--- Start of Data entries ---
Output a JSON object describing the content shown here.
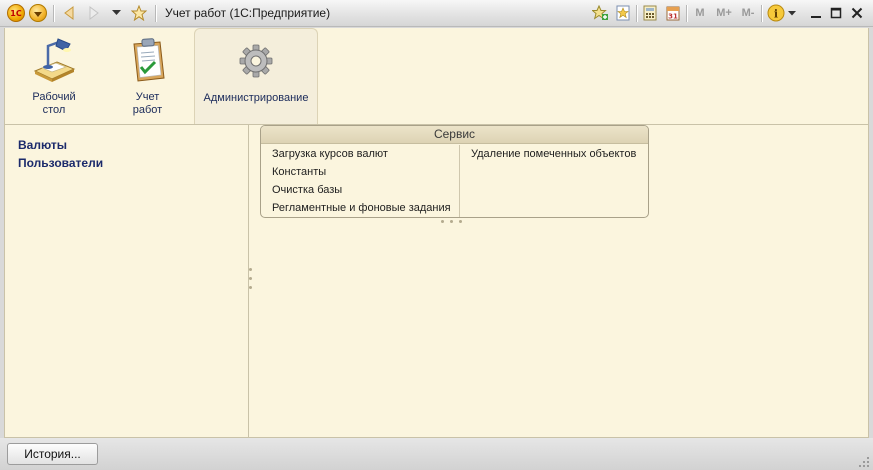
{
  "window": {
    "title": "Учет работ  (1С:Предприятие)"
  },
  "toolbar": {
    "logo": "1С",
    "memory_buttons": [
      "M",
      "M+",
      "M-"
    ],
    "icons": [
      "menu-icon",
      "back-icon",
      "forward-icon",
      "history-dropdown-icon",
      "favorites-star-icon",
      "add-to-favorites-icon",
      "favorites-list-icon",
      "calculator-icon",
      "calendar-icon",
      "info-icon",
      "minimize-icon",
      "maximize-icon",
      "close-icon"
    ]
  },
  "sections": [
    {
      "label": "Рабочий\nстол",
      "line1": "Рабочий",
      "line2": "стол",
      "icon": "desk-lamp-icon"
    },
    {
      "label": "Учет\nработ",
      "line1": "Учет",
      "line2": "работ",
      "icon": "clipboard-icon"
    },
    {
      "label": "Администрирование",
      "line1": "Администрирование",
      "line2": "",
      "icon": "gear-icon",
      "active": true
    }
  ],
  "nav_panel": {
    "items": [
      "Валюты",
      "Пользователи"
    ]
  },
  "service_group": {
    "title": "Сервис",
    "column1": [
      "Загрузка курсов валют",
      "Константы",
      "Очистка базы",
      "Регламентные и фоновые задания"
    ],
    "column2": [
      "Удаление помеченных объектов"
    ]
  },
  "statusbar": {
    "history_label": "История..."
  },
  "colors": {
    "panel_bg": "#fbf5de",
    "link_color": "#1b2a6b",
    "frame": "#d9d9d9"
  }
}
--- End of Data entries ---
Task to complete. Repeat the listing above exactly, with no pictures.

Finished task.
Output a JSON object describing the content shown here.
{
  "window": {
    "title": "Учет работ  (1С:Предприятие)"
  },
  "toolbar": {
    "logo": "1С",
    "memory_buttons": [
      "M",
      "M+",
      "M-"
    ],
    "icons": [
      "menu-icon",
      "back-icon",
      "forward-icon",
      "history-dropdown-icon",
      "favorites-star-icon",
      "add-to-favorites-icon",
      "favorites-list-icon",
      "calculator-icon",
      "calendar-icon",
      "info-icon",
      "minimize-icon",
      "maximize-icon",
      "close-icon"
    ]
  },
  "sections": [
    {
      "label": "Рабочий\nстол",
      "line1": "Рабочий",
      "line2": "стол",
      "icon": "desk-lamp-icon"
    },
    {
      "label": "Учет\nработ",
      "line1": "Учет",
      "line2": "работ",
      "icon": "clipboard-icon"
    },
    {
      "label": "Администрирование",
      "line1": "Администрирование",
      "line2": "",
      "icon": "gear-icon",
      "active": true
    }
  ],
  "nav_panel": {
    "items": [
      "Валюты",
      "Пользователи"
    ]
  },
  "service_group": {
    "title": "Сервис",
    "column1": [
      "Загрузка курсов валют",
      "Константы",
      "Очистка базы",
      "Регламентные и фоновые задания"
    ],
    "column2": [
      "Удаление помеченных объектов"
    ]
  },
  "statusbar": {
    "history_label": "История..."
  },
  "colors": {
    "panel_bg": "#fbf5de",
    "link_color": "#1b2a6b",
    "frame": "#d9d9d9"
  }
}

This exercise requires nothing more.